**SET PROBLEM:** Wherever the string "this" occurs in a line of these records, report that line.

**RECORDS FOR THE EXERCISE:**
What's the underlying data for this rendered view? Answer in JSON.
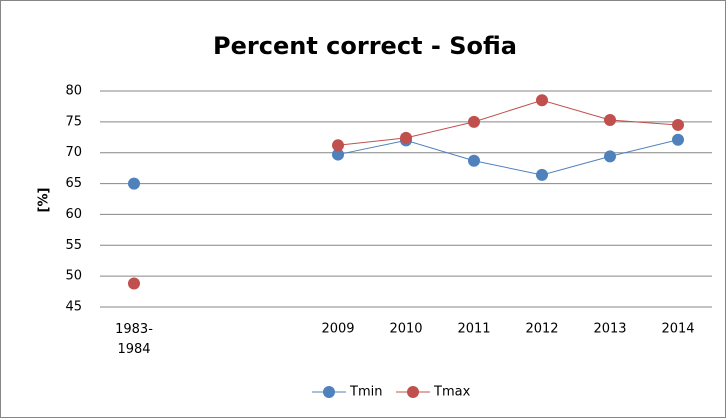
{
  "chart_data": {
    "type": "line",
    "title": "Percent correct - Sofia",
    "y_label": "[%]",
    "categories": [
      "1983-1984",
      null,
      null,
      "2009",
      "2010",
      "2011",
      "2012",
      "2013",
      "2014"
    ],
    "series": [
      {
        "name": "Tmin",
        "color": "#4f81bd",
        "values": [
          65,
          null,
          null,
          69.7,
          72,
          68.7,
          66.4,
          69.4,
          72.1
        ]
      },
      {
        "name": "Tmax",
        "color": "#c0504d",
        "values": [
          48.8,
          null,
          null,
          71.2,
          72.4,
          75,
          78.5,
          75.3,
          74.5
        ]
      }
    ],
    "ylim": [
      45,
      80
    ],
    "yticks": [
      45,
      50,
      55,
      60,
      65,
      70,
      75,
      80
    ],
    "grid": true,
    "legend": "bottom"
  }
}
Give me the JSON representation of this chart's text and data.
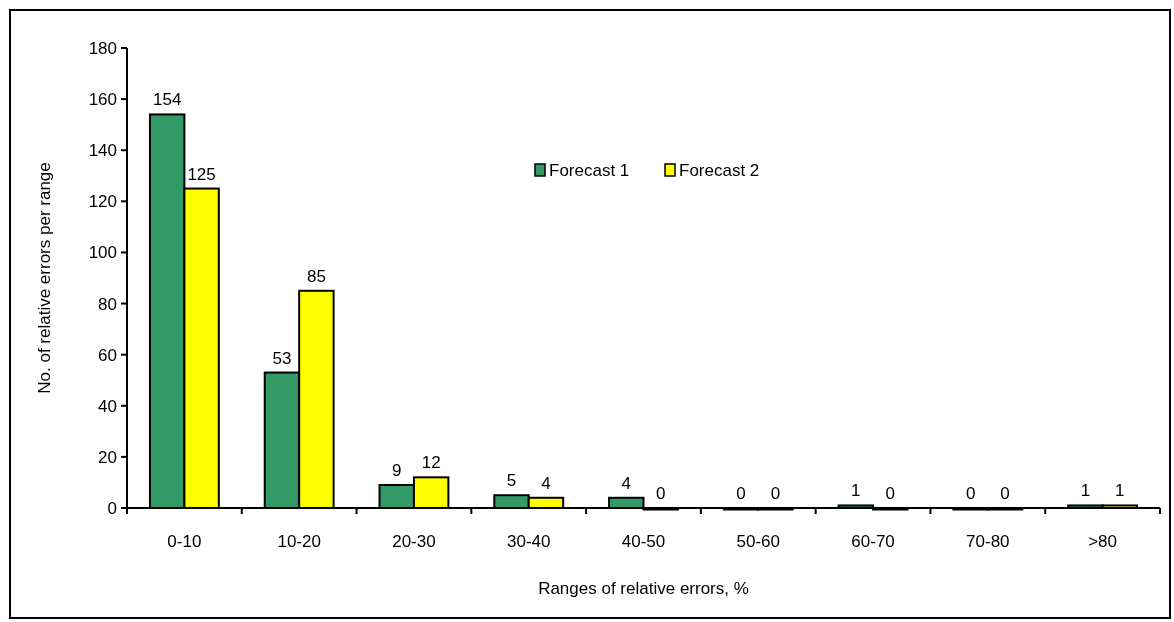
{
  "chart_data": {
    "type": "bar",
    "xlabel": "Ranges of relative errors, %",
    "ylabel": "No. of relative errors per range",
    "categories": [
      "0-10",
      "10-20",
      "20-30",
      "30-40",
      "40-50",
      "50-60",
      "60-70",
      "70-80",
      ">80"
    ],
    "series": [
      {
        "name": "Forecast 1",
        "color": "#339966",
        "values": [
          154,
          53,
          9,
          5,
          4,
          0,
          1,
          0,
          1
        ]
      },
      {
        "name": "Forecast 2",
        "color": "#ffff00",
        "values": [
          125,
          85,
          12,
          4,
          0,
          0,
          0,
          0,
          1
        ]
      }
    ],
    "ylim": [
      0,
      180
    ],
    "yticks": [
      0,
      20,
      40,
      60,
      80,
      100,
      120,
      140,
      160,
      180
    ],
    "grid": false,
    "legend": "top",
    "data_labels": true
  }
}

**CORRECT RESULT:**
What's the underlying data for this rendered view? Answer in JSON.
Give me the JSON representation of this chart's text and data.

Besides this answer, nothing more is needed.